**STATED EXERCISE:** Produce an exact copy of all the records.

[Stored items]

::::

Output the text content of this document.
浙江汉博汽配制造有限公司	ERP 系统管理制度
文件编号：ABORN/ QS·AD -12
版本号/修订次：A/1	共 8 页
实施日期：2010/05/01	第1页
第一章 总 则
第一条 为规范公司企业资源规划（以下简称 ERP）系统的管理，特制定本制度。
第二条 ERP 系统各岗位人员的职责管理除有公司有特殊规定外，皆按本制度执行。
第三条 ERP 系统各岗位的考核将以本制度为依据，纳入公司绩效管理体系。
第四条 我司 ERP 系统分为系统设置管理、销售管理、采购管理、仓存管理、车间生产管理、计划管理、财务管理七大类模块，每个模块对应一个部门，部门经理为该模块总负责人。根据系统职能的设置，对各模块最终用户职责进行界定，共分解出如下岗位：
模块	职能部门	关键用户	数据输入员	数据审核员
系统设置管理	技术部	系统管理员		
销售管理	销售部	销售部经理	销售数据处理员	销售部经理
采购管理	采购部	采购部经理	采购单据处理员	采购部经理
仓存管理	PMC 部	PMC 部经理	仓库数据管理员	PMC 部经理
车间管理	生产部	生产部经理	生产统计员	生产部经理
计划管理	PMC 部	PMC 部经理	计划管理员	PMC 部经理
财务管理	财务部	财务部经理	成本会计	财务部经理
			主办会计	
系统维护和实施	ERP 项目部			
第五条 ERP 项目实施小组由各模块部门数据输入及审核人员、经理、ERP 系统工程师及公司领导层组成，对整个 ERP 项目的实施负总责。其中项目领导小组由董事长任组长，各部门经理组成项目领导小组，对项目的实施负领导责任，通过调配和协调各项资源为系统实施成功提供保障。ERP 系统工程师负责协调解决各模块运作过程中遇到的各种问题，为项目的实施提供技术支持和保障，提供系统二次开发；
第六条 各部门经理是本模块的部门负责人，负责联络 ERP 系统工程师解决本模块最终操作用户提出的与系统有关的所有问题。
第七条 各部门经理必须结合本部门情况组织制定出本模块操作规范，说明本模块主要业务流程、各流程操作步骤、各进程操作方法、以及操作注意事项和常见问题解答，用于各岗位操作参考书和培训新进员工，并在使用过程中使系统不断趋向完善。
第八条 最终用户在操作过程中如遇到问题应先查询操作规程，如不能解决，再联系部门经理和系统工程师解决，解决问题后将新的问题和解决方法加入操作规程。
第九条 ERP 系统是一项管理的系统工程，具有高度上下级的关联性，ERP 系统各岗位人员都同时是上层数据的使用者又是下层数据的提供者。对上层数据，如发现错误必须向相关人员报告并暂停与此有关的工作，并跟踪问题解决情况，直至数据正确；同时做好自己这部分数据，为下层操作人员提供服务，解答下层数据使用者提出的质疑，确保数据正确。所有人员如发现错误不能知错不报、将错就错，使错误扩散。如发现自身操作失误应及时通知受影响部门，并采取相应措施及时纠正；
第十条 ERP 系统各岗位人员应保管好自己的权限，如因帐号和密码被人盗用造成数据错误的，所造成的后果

::::

**EXERCISE RESULT:**
Output the text content of this document.
浙江汉博汽配制造有限公司	ERP 系统管理制度
文件编号：ABORN/ QS·AD -12
版本号/修订次：A/1	共 8 页
实施日期：2010/05/01	第1页
第一章 总 则
第一条 为规范公司企业资源规划（以下简称 ERP）系统的管理，特制定本制度。
第二条 ERP 系统各岗位人员的职责管理除有公司有特殊规定外，皆按本制度执行。
第三条 ERP 系统各岗位的考核将以本制度为依据，纳入公司绩效管理体系。
第四条 我司 ERP 系统分为系统设置管理、销售管理、采购管理、仓存管理、车间生产管理、计划管理、财务管理七大类模块，每个模块对应一个部门，部门经理为该模块总负责人。根据系统职能的设置，对各模块最终用户职责进行界定，共分解出如下岗位：
模块	职能部门	关键用户	数据输入员	数据审核员
系统设置管理	技术部	系统管理员		
销售管理	销售部	销售部经理	销售数据处理员	销售部经理
采购管理	采购部	采购部经理	采购单据处理员	采购部经理
仓存管理	PMC 部	PMC 部经理	仓库数据管理员	PMC 部经理
车间管理	生产部	生产部经理	生产统计员	生产部经理
计划管理	PMC 部	PMC 部经理	计划管理员	PMC 部经理
财务管理	财务部	财务部经理	成本会计	财务部经理
			主办会计	
系统维护和实施	ERP 项目部			
第五条 ERP 项目实施小组由各模块部门数据输入及审核人员、经理、ERP 系统工程师及公司领导层组成，对整个 ERP 项目的实施负总责。其中项目领导小组由董事长任组长，各部门经理组成项目领导小组，对项目的实施负领导责任，通过调配和协调各项资源为系统实施成功提供保障。ERP 系统工程师负责协调解决各模块运作过程中遇到的各种问题，为项目的实施提供技术支持和保障，提供系统二次开发；
第六条 各部门经理是本模块的部门负责人，负责联络 ERP 系统工程师解决本模块最终操作用户提出的与系统有关的所有问题。
第七条 各部门经理必须结合本部门情况组织制定出本模块操作规范，说明本模块主要业务流程、各流程操作步骤、各进程操作方法、以及操作注意事项和常见问题解答，用于各岗位操作参考书和培训新进员工，并在使用过程中使系统不断趋向完善。
第八条 最终用户在操作过程中如遇到问题应先查询操作规程，如不能解决，再联系部门经理和系统工程师解决，解决问题后将新的问题和解决方法加入操作规程。
第九条 ERP 系统是一项管理的系统工程，具有高度上下级的关联性，ERP 系统各岗位人员都同时是上层数据的使用者又是下层数据的提供者。对上层数据，如发现错误必须向相关人员报告并暂停与此有关的工作，并跟踪问题解决情况，直至数据正确；同时做好自己这部分数据，为下层操作人员提供服务，解答下层数据使用者提出的质疑，确保数据正确。所有人员如发现错误不能知错不报、将错就错，使错误扩散。如发现自身操作失误应及时通知受影响部门，并采取相应措施及时纠正；
第十条 ERP 系统各岗位人员应保管好自己的权限，如因帐号和密码被人盗用造成数据错误的，所造成的后果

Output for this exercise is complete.